▶ _Task directions_
Gather the lines that hold the string "Core".

▶ _Data lines_
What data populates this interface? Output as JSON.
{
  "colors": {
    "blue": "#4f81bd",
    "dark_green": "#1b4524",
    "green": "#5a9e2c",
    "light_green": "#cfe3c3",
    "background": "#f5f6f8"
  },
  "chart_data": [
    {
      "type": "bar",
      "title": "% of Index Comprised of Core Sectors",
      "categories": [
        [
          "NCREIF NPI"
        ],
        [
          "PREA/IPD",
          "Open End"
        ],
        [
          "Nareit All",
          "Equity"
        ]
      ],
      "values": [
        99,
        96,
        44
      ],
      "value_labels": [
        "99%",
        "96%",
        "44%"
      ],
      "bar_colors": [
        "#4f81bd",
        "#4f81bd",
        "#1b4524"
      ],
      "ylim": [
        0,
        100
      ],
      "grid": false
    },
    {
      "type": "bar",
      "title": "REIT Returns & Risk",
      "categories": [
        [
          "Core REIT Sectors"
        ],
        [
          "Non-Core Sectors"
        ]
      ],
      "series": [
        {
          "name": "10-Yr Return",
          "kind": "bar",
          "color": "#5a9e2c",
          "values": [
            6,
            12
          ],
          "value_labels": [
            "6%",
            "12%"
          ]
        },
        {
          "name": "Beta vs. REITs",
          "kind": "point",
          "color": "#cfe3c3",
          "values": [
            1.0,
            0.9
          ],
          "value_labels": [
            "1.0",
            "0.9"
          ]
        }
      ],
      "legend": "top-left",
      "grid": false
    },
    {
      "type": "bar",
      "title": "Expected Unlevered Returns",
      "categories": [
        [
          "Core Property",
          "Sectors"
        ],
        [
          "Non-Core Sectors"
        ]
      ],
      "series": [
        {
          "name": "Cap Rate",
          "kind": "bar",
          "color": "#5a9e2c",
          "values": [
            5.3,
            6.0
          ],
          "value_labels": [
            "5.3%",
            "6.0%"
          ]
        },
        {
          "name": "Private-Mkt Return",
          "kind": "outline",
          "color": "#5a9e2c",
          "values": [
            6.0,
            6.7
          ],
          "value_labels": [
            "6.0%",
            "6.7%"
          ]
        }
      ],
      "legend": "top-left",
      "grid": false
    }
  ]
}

▶ _Solved exercise_
      "title": "% of Index Comprised of Core Sectors",
          "Core REIT Sectors"
          "Non-Core Sectors"
          "Core Property",
          "Non-Core Sectors"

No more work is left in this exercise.